*OBJECTIVE*: Write out the rows word for word, from the first one through the line containing "Bar: [541, 222, 618, 265]".
··· ENTRIES SHOWN ···
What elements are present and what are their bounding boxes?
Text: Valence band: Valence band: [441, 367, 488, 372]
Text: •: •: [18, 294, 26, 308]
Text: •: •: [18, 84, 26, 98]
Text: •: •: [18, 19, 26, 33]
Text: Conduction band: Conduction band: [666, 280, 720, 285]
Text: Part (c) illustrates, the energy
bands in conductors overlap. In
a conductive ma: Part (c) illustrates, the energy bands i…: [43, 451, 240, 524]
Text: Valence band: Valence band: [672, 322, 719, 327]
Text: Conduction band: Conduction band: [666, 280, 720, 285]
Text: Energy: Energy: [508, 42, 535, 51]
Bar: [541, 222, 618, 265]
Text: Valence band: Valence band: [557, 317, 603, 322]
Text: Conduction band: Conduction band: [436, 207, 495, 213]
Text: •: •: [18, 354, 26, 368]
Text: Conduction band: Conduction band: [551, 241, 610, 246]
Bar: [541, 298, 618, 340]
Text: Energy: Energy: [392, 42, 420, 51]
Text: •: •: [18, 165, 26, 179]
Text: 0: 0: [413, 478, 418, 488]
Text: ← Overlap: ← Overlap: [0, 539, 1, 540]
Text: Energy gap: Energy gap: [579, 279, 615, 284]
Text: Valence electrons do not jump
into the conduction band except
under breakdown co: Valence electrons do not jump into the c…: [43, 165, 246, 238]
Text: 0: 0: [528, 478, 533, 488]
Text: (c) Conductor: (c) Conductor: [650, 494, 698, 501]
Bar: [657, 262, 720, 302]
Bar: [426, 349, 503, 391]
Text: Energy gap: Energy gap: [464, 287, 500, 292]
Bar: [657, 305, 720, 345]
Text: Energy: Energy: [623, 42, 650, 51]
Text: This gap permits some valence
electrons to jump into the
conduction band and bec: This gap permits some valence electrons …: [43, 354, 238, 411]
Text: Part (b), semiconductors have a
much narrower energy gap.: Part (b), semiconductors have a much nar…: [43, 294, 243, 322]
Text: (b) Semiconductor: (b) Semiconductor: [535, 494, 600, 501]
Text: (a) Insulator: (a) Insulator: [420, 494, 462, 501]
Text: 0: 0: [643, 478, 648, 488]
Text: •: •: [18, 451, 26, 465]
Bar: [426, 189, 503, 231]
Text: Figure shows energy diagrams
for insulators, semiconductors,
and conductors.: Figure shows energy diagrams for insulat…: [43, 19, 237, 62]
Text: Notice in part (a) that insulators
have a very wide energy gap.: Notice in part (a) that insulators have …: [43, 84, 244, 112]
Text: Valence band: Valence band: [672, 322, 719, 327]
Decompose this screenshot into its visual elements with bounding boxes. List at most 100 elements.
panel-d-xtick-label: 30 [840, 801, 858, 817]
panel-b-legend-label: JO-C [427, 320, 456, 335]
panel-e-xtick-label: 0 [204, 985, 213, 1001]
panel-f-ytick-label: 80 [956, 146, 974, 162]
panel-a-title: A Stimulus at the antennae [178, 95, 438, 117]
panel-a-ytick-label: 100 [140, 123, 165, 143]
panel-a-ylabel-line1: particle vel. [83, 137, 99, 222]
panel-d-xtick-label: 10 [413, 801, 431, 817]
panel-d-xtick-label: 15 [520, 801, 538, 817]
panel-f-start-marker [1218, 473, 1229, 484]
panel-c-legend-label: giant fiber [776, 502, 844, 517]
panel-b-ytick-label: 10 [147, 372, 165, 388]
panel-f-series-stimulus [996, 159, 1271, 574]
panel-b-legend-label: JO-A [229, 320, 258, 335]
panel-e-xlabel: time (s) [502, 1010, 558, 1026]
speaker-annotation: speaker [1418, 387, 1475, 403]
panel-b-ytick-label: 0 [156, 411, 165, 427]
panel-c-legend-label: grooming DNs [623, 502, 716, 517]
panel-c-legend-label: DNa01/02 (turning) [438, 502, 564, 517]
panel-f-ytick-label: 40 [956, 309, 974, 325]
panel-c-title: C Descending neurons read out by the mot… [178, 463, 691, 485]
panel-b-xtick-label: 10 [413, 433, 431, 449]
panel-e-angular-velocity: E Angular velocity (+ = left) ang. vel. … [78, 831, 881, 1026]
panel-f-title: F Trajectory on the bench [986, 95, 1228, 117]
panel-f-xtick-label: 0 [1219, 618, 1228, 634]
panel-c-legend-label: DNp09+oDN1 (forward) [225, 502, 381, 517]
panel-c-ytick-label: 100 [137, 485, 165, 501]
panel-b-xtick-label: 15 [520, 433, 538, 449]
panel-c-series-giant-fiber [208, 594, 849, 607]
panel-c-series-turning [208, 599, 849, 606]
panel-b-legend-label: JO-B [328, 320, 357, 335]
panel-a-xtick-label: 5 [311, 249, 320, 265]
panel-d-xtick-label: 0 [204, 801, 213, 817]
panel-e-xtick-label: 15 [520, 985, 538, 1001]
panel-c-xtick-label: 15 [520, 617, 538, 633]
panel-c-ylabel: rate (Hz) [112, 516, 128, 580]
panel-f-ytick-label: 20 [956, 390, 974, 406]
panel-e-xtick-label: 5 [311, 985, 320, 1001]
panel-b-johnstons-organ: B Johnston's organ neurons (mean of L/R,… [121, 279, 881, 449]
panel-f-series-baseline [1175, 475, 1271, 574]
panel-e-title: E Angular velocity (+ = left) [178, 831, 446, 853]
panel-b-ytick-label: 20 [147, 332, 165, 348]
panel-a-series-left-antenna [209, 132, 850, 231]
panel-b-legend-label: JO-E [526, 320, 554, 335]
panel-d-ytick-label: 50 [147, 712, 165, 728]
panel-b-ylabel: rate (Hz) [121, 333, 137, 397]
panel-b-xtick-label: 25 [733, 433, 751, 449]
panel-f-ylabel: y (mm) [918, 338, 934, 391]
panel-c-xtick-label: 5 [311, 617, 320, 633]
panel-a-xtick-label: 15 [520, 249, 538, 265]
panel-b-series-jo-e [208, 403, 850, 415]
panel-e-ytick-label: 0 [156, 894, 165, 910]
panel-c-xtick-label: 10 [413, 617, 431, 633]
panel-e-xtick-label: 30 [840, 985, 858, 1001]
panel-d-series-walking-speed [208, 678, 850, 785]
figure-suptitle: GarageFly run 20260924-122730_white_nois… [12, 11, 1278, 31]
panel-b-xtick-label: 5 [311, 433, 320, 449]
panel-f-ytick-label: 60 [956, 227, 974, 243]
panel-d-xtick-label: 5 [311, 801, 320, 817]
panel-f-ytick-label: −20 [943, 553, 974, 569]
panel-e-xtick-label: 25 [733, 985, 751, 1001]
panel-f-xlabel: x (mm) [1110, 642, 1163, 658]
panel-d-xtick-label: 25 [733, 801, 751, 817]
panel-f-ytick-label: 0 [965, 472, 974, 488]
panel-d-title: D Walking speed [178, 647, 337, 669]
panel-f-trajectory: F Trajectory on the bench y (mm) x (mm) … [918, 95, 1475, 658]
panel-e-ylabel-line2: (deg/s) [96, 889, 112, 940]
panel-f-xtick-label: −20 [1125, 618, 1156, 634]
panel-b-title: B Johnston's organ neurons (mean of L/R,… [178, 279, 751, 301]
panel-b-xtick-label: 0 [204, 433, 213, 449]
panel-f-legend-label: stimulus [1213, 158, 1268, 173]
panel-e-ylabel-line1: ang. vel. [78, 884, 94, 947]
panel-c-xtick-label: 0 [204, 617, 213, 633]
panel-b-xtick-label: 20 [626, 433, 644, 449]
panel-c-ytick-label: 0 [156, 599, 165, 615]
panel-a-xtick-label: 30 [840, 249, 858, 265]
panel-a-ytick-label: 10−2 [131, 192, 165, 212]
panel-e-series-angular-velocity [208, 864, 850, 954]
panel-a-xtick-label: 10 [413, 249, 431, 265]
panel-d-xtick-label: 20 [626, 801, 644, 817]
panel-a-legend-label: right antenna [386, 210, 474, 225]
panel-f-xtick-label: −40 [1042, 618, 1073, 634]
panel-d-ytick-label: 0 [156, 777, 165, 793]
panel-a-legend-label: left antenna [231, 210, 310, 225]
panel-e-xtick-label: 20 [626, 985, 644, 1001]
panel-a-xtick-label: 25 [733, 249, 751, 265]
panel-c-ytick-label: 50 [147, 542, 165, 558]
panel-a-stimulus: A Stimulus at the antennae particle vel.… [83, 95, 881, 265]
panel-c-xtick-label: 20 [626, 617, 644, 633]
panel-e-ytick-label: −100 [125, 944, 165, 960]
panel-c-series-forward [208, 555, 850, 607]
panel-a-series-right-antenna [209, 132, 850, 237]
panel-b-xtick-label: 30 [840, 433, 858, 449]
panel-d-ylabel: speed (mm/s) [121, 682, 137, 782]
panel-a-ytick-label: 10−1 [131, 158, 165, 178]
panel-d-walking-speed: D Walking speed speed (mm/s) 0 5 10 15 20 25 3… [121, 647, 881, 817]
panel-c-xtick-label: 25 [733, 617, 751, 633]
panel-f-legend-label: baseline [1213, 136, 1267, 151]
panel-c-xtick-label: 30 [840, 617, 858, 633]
···
*EXERCISE ANSWER*:
What elements are present and what are their bounding boxes?
Text: Valence band: Valence band: [441, 367, 488, 372]
Text: •: •: [18, 294, 26, 308]
Text: •: •: [18, 84, 26, 98]
Text: •: •: [18, 19, 26, 33]
Text: Conduction band: Conduction band: [666, 280, 720, 285]
Text: Part (c) illustrates, the energy
bands in conductors overlap. In
a conductive ma: Part (c) illustrates, the energy bands i…: [43, 451, 240, 524]
Text: Valence band: Valence band: [672, 322, 719, 327]
Text: Conduction band: Conduction band: [666, 280, 720, 285]
Text: Energy: Energy: [508, 42, 535, 51]
Bar: [541, 222, 618, 265]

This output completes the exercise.